◆ Task objective:
Collect every line that includes the string "security".

## BEGIN

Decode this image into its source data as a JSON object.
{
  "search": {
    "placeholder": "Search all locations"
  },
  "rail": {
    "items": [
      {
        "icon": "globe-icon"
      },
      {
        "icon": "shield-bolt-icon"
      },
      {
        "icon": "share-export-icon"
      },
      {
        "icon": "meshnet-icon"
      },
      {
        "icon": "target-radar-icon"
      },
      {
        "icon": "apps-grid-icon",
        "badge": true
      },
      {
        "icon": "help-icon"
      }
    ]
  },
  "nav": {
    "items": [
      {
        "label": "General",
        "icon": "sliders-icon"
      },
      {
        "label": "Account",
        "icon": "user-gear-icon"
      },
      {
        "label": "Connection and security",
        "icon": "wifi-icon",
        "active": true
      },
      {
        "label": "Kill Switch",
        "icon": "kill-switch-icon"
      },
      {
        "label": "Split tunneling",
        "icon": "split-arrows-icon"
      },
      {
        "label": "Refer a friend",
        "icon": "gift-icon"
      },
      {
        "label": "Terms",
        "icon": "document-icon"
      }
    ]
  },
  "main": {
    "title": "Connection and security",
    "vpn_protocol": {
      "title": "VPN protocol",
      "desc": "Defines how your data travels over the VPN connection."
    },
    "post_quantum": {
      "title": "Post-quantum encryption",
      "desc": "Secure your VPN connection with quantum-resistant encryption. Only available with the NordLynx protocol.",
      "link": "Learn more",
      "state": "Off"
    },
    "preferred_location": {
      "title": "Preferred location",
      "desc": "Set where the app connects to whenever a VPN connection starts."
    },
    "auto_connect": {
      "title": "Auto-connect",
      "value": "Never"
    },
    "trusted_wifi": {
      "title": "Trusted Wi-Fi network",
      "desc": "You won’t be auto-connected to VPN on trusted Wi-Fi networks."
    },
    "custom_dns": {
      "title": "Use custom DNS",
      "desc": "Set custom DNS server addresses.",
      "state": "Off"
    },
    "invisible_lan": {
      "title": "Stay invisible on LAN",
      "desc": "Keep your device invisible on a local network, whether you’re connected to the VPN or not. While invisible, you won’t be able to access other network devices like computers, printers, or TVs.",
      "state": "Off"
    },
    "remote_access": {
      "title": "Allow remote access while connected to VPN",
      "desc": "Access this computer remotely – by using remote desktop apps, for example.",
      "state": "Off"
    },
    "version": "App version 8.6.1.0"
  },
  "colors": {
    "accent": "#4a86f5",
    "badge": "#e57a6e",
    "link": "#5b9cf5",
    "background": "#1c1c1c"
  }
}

## END

◆ Correct result:
        "label": "Connection and security",
    "title": "Connection and security",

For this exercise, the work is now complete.